**Goal**
Below is a block of records; repeat each one exactly.

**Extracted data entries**
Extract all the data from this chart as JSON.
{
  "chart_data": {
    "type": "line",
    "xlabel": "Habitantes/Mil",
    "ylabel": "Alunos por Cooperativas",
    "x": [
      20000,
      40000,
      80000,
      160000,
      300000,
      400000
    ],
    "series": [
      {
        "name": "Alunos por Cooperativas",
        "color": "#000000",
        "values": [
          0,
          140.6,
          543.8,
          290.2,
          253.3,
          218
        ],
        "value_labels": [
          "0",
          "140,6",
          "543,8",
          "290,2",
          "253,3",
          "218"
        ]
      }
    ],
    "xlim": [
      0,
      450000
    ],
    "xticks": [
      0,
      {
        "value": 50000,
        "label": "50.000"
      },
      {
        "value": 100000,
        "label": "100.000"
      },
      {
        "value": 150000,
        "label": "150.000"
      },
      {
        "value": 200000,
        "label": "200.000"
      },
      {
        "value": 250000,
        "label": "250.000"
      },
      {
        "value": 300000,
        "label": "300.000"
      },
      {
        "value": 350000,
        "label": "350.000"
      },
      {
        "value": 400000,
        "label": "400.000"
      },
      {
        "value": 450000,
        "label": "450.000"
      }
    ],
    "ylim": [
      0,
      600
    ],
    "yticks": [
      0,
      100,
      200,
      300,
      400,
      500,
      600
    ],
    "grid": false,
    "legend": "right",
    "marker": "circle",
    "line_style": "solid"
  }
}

**The result**
Extract all the data from this chart as JSON.
{
  "chart_data": {
    "type": "line",
    "xlabel": "Habitantes/Mil",
    "ylabel": "Alunos por Cooperativas",
    "x": [
      20000,
      40000,
      80000,
      160000,
      300000,
      400000
    ],
    "series": [
      {
        "name": "Alunos por Cooperativas",
        "color": "#000000",
        "values": [
          0,
          140.6,
          543.8,
          290.2,
          253.3,
          218
        ],
        "value_labels": [
          "0",
          "140,6",
          "543,8",
          "290,2",
          "253,3",
          "218"
        ]
      }
    ],
    "xlim": [
      0,
      450000
    ],
    "xticks": [
      0,
      {
        "value": 50000,
        "label": "50.000"
      },
      {
        "value": 100000,
        "label": "100.000"
      },
      {
        "value": 150000,
        "label": "150.000"
      },
      {
        "value": 200000,
        "label": "200.000"
      },
      {
        "value": 250000,
        "label": "250.000"
      },
      {
        "value": 300000,
        "label": "300.000"
      },
      {
        "value": 350000,
        "label": "350.000"
      },
      {
        "value": 400000,
        "label": "400.000"
      },
      {
        "value": 450000,
        "label": "450.000"
      }
    ],
    "ylim": [
      0,
      600
    ],
    "yticks": [
      0,
      100,
      200,
      300,
      400,
      500,
      600
    ],
    "grid": false,
    "legend": "right",
    "marker": "circle",
    "line_style": "solid"
  }
}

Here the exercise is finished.